◆ **Supplied material**
□ □ □ □
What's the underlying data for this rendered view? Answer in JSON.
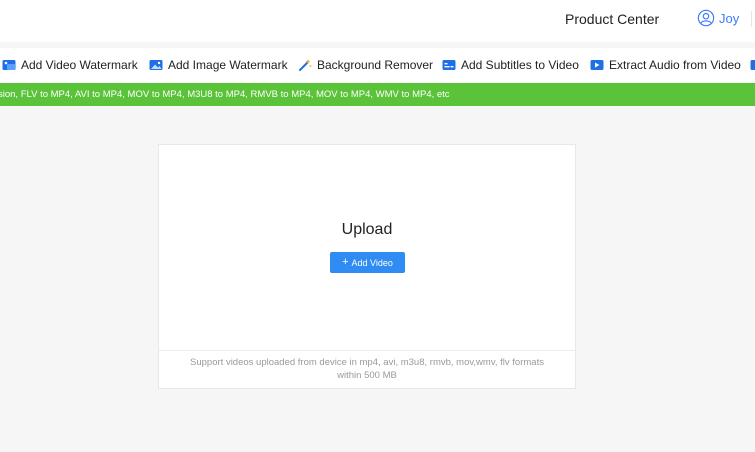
{
  "header": {
    "product_center": "Product Center",
    "user_name": "Joy"
  },
  "toolbar": {
    "items": [
      {
        "label": "Add Video Watermark",
        "icon": "video-watermark-icon"
      },
      {
        "label": "Add Image Watermark",
        "icon": "image-watermark-icon"
      },
      {
        "label": "Background Remover",
        "icon": "magic-wand-icon"
      },
      {
        "label": "Add Subtitles to Video",
        "icon": "subtitles-icon"
      },
      {
        "label": "Extract Audio from Video",
        "icon": "extract-audio-icon"
      }
    ]
  },
  "banner": {
    "text": "sion, FLV to MP4, AVI to MP4, MOV to MP4, M3U8 to MP4, RMVB to MP4, MOV to MP4, WMV to MP4, etc"
  },
  "upload": {
    "title": "Upload",
    "add_button": "Add Video",
    "support_line1": "Support videos uploaded from device in mp4, avi, m3u8, rmvb, mov,wmv, flv formats",
    "support_line2": "within 500 MB"
  },
  "colors": {
    "accent": "#2f8cf2",
    "banner": "#5bc33a",
    "user_link": "#3a7bff"
  }
}
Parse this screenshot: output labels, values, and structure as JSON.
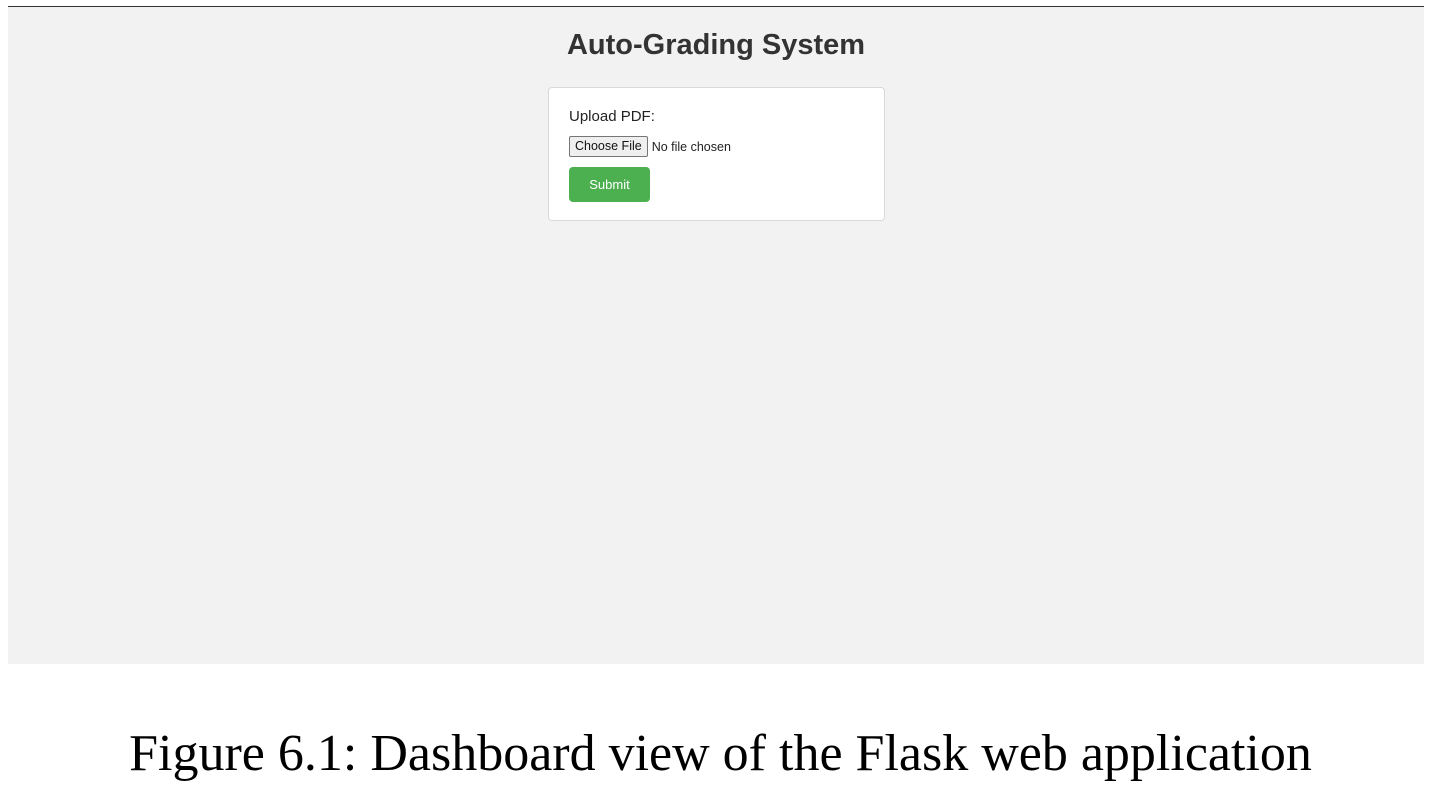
{
  "page": {
    "title": "Auto-Grading System"
  },
  "upload_form": {
    "label": "Upload PDF:",
    "choose_file_label": "Choose File",
    "file_status": "No file chosen",
    "submit_label": "Submit",
    "submit_color": "#4caf50"
  },
  "caption": "Figure 6.1: Dashboard view of the Flask web application"
}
□ □ □ □
◆ **To do**
Copy every line of the data exactly as written, excluding the pictures.

◆ **Exercise solution**
What's the underlying data for this rendered view? Answer in JSON.
{
  "header": {
    "product_center": "Product Center",
    "user_name": "Joy"
  },
  "toolbar": {
    "items": [
      {
        "label": "Add Video Watermark",
        "icon": "video-watermark-icon"
      },
      {
        "label": "Add Image Watermark",
        "icon": "image-watermark-icon"
      },
      {
        "label": "Background Remover",
        "icon": "magic-wand-icon"
      },
      {
        "label": "Add Subtitles to Video",
        "icon": "subtitles-icon"
      },
      {
        "label": "Extract Audio from Video",
        "icon": "extract-audio-icon"
      }
    ]
  },
  "banner": {
    "text": "sion, FLV to MP4, AVI to MP4, MOV to MP4, M3U8 to MP4, RMVB to MP4, MOV to MP4, WMV to MP4, etc"
  },
  "upload": {
    "title": "Upload",
    "add_button": "Add Video",
    "support_line1": "Support videos uploaded from device in mp4, avi, m3u8, rmvb, mov,wmv, flv formats",
    "support_line2": "within 500 MB"
  },
  "colors": {
    "accent": "#2f8cf2",
    "banner": "#5bc33a",
    "user_link": "#3a7bff"
  }
}
Parse this screenshot: output labels, values, and structure as JSON.
{
  "page": {
    "title": "Auto-Grading System"
  },
  "upload_form": {
    "label": "Upload PDF:",
    "choose_file_label": "Choose File",
    "file_status": "No file chosen",
    "submit_label": "Submit",
    "submit_color": "#4caf50"
  },
  "caption": "Figure 6.1: Dashboard view of the Flask web application"
}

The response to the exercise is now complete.